*Given request*
Records follow. Copy every line with "color".

*Data excerpts*
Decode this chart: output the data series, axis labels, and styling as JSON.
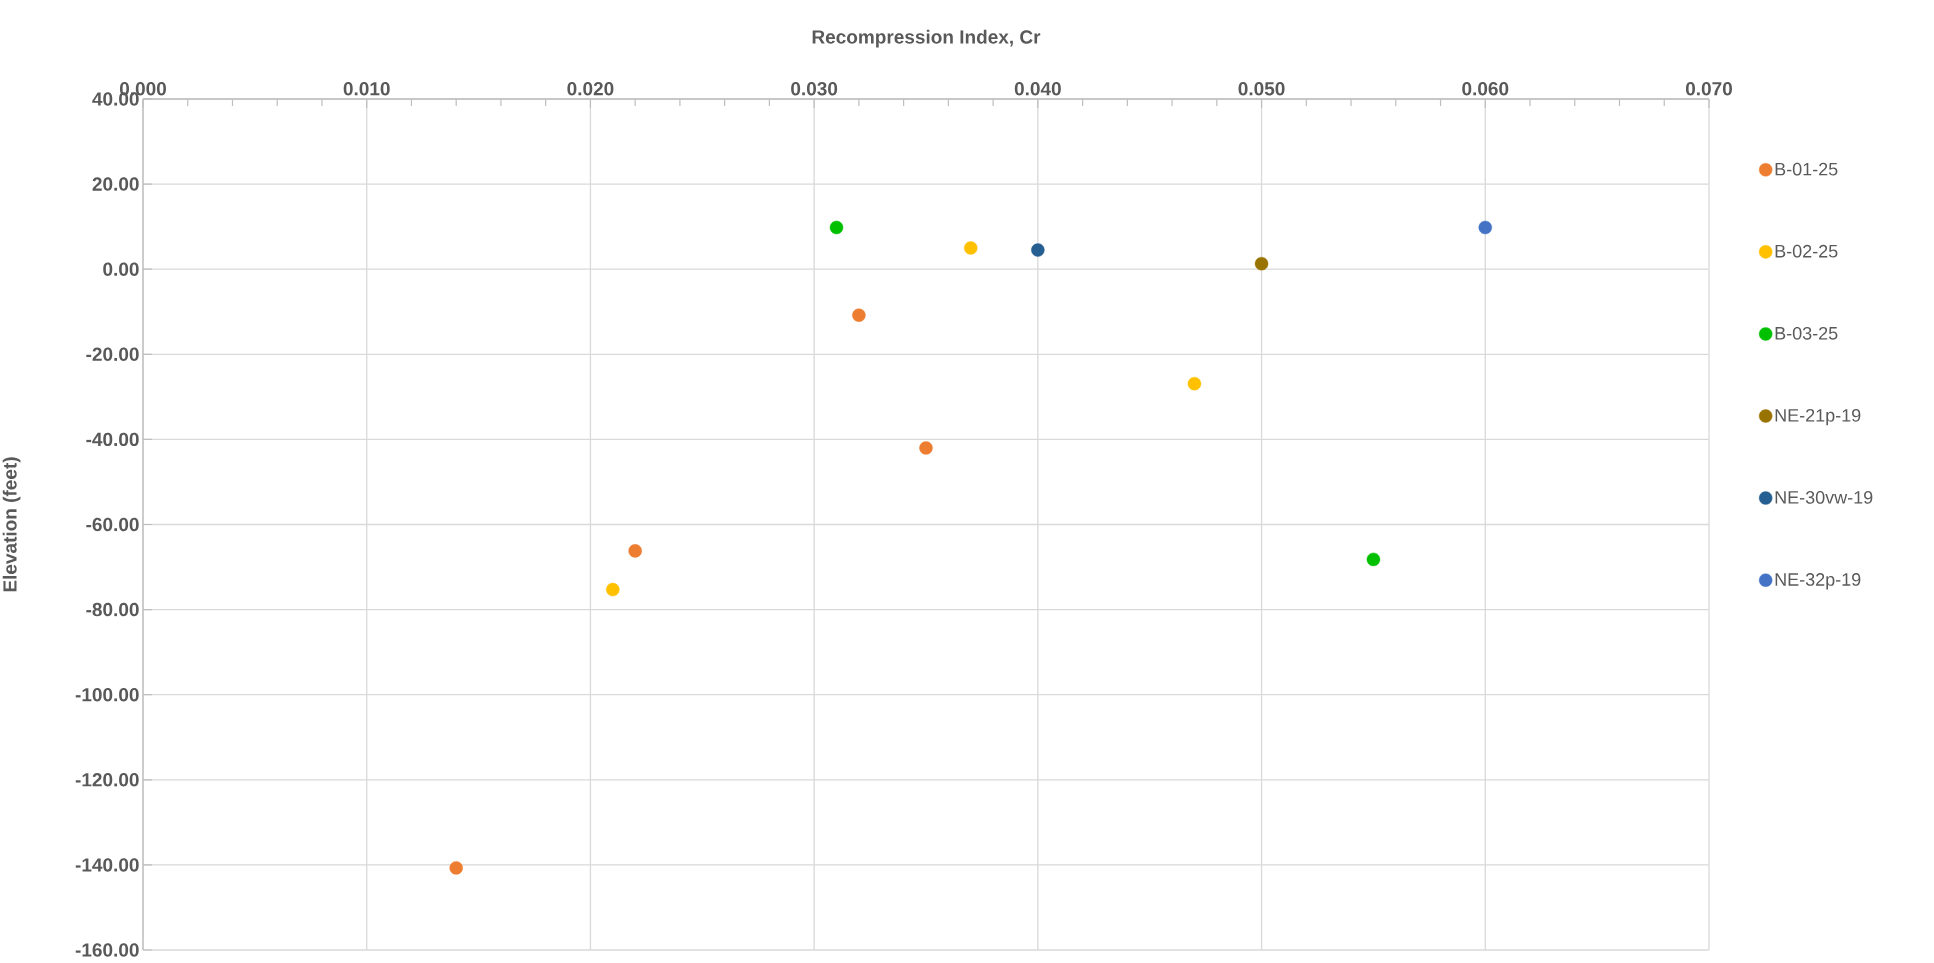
{
  "chart_data": {
    "type": "scatter",
    "xlabel": "Recompression Index, Cr",
    "ylabel": "Elevation (feet)",
    "xlim": [
      0,
      0.07
    ],
    "ylim": [
      -160,
      40
    ],
    "xticks": [
      {
        "value": 0,
        "label": "0.000"
      },
      {
        "value": 0.01,
        "label": "0.010"
      },
      {
        "value": 0.02,
        "label": "0.020"
      },
      {
        "value": 0.03,
        "label": "0.030"
      },
      {
        "value": 0.04,
        "label": "0.040"
      },
      {
        "value": 0.05,
        "label": "0.050"
      },
      {
        "value": 0.06,
        "label": "0.060"
      },
      {
        "value": 0.07,
        "label": "0.070"
      }
    ],
    "yticks": [
      {
        "value": 40,
        "label": "40.00"
      },
      {
        "value": 20,
        "label": "20.00"
      },
      {
        "value": 0,
        "label": "0.00"
      },
      {
        "value": -20,
        "label": "-20.00"
      },
      {
        "value": -40,
        "label": "-40.00"
      },
      {
        "value": -60,
        "label": "-60.00"
      },
      {
        "value": -80,
        "label": "-80.00"
      },
      {
        "value": -100,
        "label": "-100.00"
      },
      {
        "value": -120,
        "label": "-120.00"
      },
      {
        "value": -140,
        "label": "-140.00"
      },
      {
        "value": -160,
        "label": "-160.00"
      }
    ],
    "grid": true,
    "legend": "right",
    "marker": "circle",
    "series": [
      {
        "name": "B-01-25",
        "color": "#ed7d31",
        "x": [
          0.032,
          0.035,
          0.022,
          0.014
        ],
        "values": [
          -10.8,
          -42.0,
          -66.2,
          -140.7
        ]
      },
      {
        "name": "B-02-25",
        "color": "#ffc000",
        "x": [
          0.037,
          0.047,
          0.021
        ],
        "values": [
          5.0,
          -26.9,
          -75.3
        ]
      },
      {
        "name": "B-03-25",
        "color": "#00c000",
        "x": [
          0.031,
          0.055
        ],
        "values": [
          9.8,
          -68.2
        ]
      },
      {
        "name": "NE-21p-19",
        "color": "#997300",
        "x": [
          0.05
        ],
        "values": [
          1.3
        ]
      },
      {
        "name": "NE-30vw-19",
        "color": "#255e91",
        "x": [
          0.04
        ],
        "values": [
          4.5
        ]
      },
      {
        "name": "NE-32p-19",
        "color": "#4472c4",
        "x": [
          0.06
        ],
        "values": [
          9.8
        ]
      }
    ]
  }
}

*Solution to this problem*
        "color": "#ed7d31",
        "color": "#ffc000",
        "color": "#00c000",
        "color": "#997300",
        "color": "#255e91",
        "color": "#4472c4",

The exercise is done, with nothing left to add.